── SUPPLIED MATERIAL

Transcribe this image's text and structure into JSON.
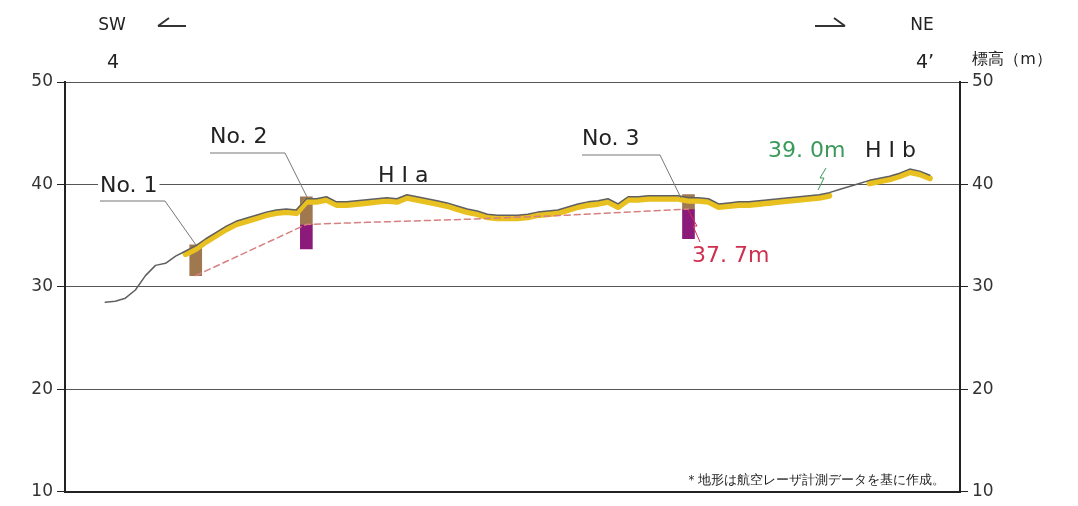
{
  "chart_data": {
    "type": "line",
    "y2label": "標高（m）",
    "categories": [
      null,
      null,
      null,
      null,
      null,
      null,
      null,
      null,
      null,
      null,
      null,
      null,
      null,
      null,
      null,
      null,
      null,
      null,
      null,
      null,
      null,
      null,
      null,
      null,
      null,
      null,
      null,
      null,
      null,
      null,
      null,
      null,
      null,
      null,
      null,
      null,
      null,
      null,
      null,
      null,
      null,
      null,
      null,
      null,
      null,
      null,
      null,
      null,
      null,
      null,
      null,
      null,
      null,
      null,
      null,
      null,
      null,
      null,
      null,
      null,
      null,
      null,
      null,
      null,
      null,
      null,
      null,
      null,
      null,
      null,
      null,
      null,
      null,
      null,
      null,
      null,
      null,
      null,
      null,
      null,
      null,
      null,
      null,
      null,
      null,
      null,
      null,
      null,
      null,
      null
    ],
    "series": [
      {
        "type": "line",
        "color": "#e8c020",
        "values": [
          null,
          null,
          null,
          null,
          null,
          null,
          null,
          null,
          null,
          null,
          null,
          null,
          33.2,
          33.7,
          34.4,
          35.0,
          35.6,
          36.1,
          36.4,
          36.7,
          37.0,
          37.2,
          37.3,
          37.2,
          38.3,
          38.3,
          38.5,
          38.0,
          38.0,
          38.1,
          38.2,
          38.3,
          38.4,
          38.3,
          38.7,
          38.5,
          38.3,
          38.1,
          37.9,
          37.6,
          37.3,
          37.1,
          36.8,
          36.7,
          36.7,
          36.7,
          36.8,
          37.0,
          37.1,
          37.2,
          37.5,
          37.8,
          38.0,
          38.1,
          38.3,
          37.8,
          38.5,
          38.5,
          38.6,
          38.6,
          38.6,
          38.6,
          38.4,
          38.4,
          38.3,
          37.8,
          37.9,
          38.0,
          38.0,
          38.1,
          38.2,
          38.3,
          38.4,
          38.5,
          38.6,
          38.7,
          38.9,
          null,
          null,
          null,
          40.1,
          40.3,
          40.5,
          40.8,
          41.2,
          41.0,
          40.6,
          null,
          null,
          null
        ]
      },
      {
        "type": "line",
        "color": "#606060",
        "values": [
          null,
          null,
          null,
          null,
          28.5,
          28.6,
          28.9,
          29.7,
          31.1,
          32.1,
          32.3,
          33.0,
          33.5,
          34.0,
          34.7,
          35.3,
          35.9,
          36.4,
          36.7,
          37.0,
          37.3,
          37.5,
          37.6,
          37.5,
          38.6,
          38.6,
          38.8,
          38.3,
          38.3,
          38.4,
          38.5,
          38.6,
          38.7,
          38.6,
          39.0,
          38.8,
          38.6,
          38.4,
          38.2,
          37.9,
          37.6,
          37.4,
          37.1,
          37.0,
          37.0,
          37.0,
          37.1,
          37.3,
          37.4,
          37.5,
          37.8,
          38.1,
          38.3,
          38.4,
          38.6,
          38.1,
          38.8,
          38.8,
          38.9,
          38.9,
          38.9,
          38.9,
          38.7,
          38.7,
          38.6,
          38.1,
          38.2,
          38.3,
          38.3,
          38.4,
          38.5,
          38.6,
          38.7,
          38.8,
          38.9,
          39.0,
          39.2,
          39.5,
          39.8,
          40.1,
          40.4,
          40.6,
          40.8,
          41.1,
          41.5,
          41.3,
          40.9,
          null,
          null,
          null
        ]
      },
      {
        "type": "line",
        "color": "#d88080",
        "line_style": "dashed",
        "values": [
          null,
          null,
          null,
          null,
          null,
          null,
          null,
          null,
          null,
          null,
          null,
          null,
          null,
          31.1,
          null,
          null,
          null,
          null,
          null,
          null,
          null,
          null,
          null,
          null,
          36.1,
          null,
          null,
          null,
          null,
          null,
          36.3,
          null,
          null,
          null,
          null,
          null,
          null,
          null,
          null,
          null,
          36.6,
          null,
          null,
          null,
          null,
          null,
          null,
          null,
          null,
          null,
          37.0,
          null,
          null,
          null,
          null,
          null,
          null,
          null,
          37.4,
          null,
          null,
          null,
          37.6,
          null,
          null,
          null,
          null,
          null,
          null,
          null,
          null,
          null,
          null,
          null,
          null,
          null,
          null,
          null,
          null,
          null,
          null,
          null,
          null,
          null,
          null,
          null,
          null,
          null,
          null,
          null
        ]
      },
      {
        "type": "bar",
        "color": "#a07850",
        "base": [
          null,
          null,
          null,
          null,
          null,
          null,
          null,
          null,
          null,
          null,
          null,
          null,
          null,
          31.1,
          null,
          null,
          null,
          null,
          null,
          null,
          null,
          null,
          null,
          null,
          36.1,
          null,
          null,
          null,
          null,
          null,
          null,
          null,
          null,
          null,
          null,
          null,
          null,
          null,
          null,
          null,
          null,
          null,
          null,
          null,
          null,
          null,
          null,
          null,
          null,
          null,
          null,
          null,
          null,
          null,
          null,
          null,
          null,
          null,
          null,
          null,
          null,
          null,
          37.6,
          null,
          null,
          null,
          null,
          null,
          null,
          null,
          null,
          null,
          null,
          null,
          null,
          null,
          null,
          null,
          null,
          null,
          null,
          null,
          null,
          null,
          null,
          null,
          null,
          null,
          null,
          null
        ],
        "values": [
          null,
          null,
          null,
          null,
          null,
          null,
          null,
          null,
          null,
          null,
          null,
          null,
          null,
          3.0,
          null,
          null,
          null,
          null,
          null,
          null,
          null,
          null,
          null,
          null,
          2.7,
          null,
          null,
          null,
          null,
          null,
          null,
          null,
          null,
          null,
          null,
          null,
          null,
          null,
          null,
          null,
          null,
          null,
          null,
          null,
          null,
          null,
          null,
          null,
          null,
          null,
          null,
          null,
          null,
          null,
          null,
          null,
          null,
          null,
          null,
          null,
          null,
          null,
          1.4,
          null,
          null,
          null,
          null,
          null,
          null,
          null,
          null,
          null,
          null,
          null,
          null,
          null,
          null,
          null,
          null,
          null,
          null,
          null,
          null,
          null,
          null,
          null,
          null,
          null,
          null,
          null
        ]
      },
      {
        "type": "bar",
        "color": "#8b1a7a",
        "base": [
          null,
          null,
          null,
          null,
          null,
          null,
          null,
          null,
          null,
          null,
          null,
          null,
          null,
          null,
          null,
          null,
          null,
          null,
          null,
          null,
          null,
          null,
          null,
          null,
          33.7,
          null,
          null,
          null,
          null,
          null,
          null,
          null,
          null,
          null,
          null,
          null,
          null,
          null,
          null,
          null,
          null,
          null,
          null,
          null,
          null,
          null,
          null,
          null,
          null,
          null,
          null,
          null,
          null,
          null,
          null,
          null,
          null,
          null,
          null,
          null,
          null,
          null,
          34.7,
          null,
          null,
          null,
          null,
          null,
          null,
          null,
          null,
          null,
          null,
          null,
          null,
          null,
          null,
          null,
          null,
          null,
          null,
          null,
          null,
          null,
          null,
          null,
          null,
          null,
          null,
          null
        ],
        "values": [
          null,
          null,
          null,
          null,
          null,
          null,
          null,
          null,
          null,
          null,
          null,
          null,
          null,
          null,
          null,
          null,
          null,
          null,
          null,
          null,
          null,
          null,
          null,
          null,
          2.4,
          null,
          null,
          null,
          null,
          null,
          null,
          null,
          null,
          null,
          null,
          null,
          null,
          null,
          null,
          null,
          null,
          null,
          null,
          null,
          null,
          null,
          null,
          null,
          null,
          null,
          null,
          null,
          null,
          null,
          null,
          null,
          null,
          null,
          null,
          null,
          null,
          null,
          2.9,
          null,
          null,
          null,
          null,
          null,
          null,
          null,
          null,
          null,
          null,
          null,
          null,
          null,
          null,
          null,
          null,
          null,
          null,
          null,
          null,
          null,
          null,
          null,
          null,
          null,
          null,
          null
        ]
      }
    ],
    "ylim": [
      10,
      50
    ],
    "yticks": [
      10,
      20,
      30,
      40,
      50
    ],
    "y2lim": [
      10,
      50
    ],
    "y2ticks": [
      10,
      20,
      30,
      40,
      50
    ],
    "grid": "y",
    "legend": false,
    "marker": "none",
    "tick_labels": "y",
    "annotations": [
      "SW",
      "NE",
      "4",
      "4’",
      "No. 1",
      "No. 2",
      "H I a",
      "No. 3",
      "37. 7m",
      "39. 0m",
      "H I b",
      "＊地形は航空レーザ計測データを基に作成。"
    ]
  }
}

────

Search the records for the string "color" and return every line in which it occurs.

_OUTPUT FOR THIS EXERCISE:_
        "color": "#e8c020",
        "color": "#606060",
        "color": "#d88080",
        "color": "#a07850",
        "color": "#8b1a7a",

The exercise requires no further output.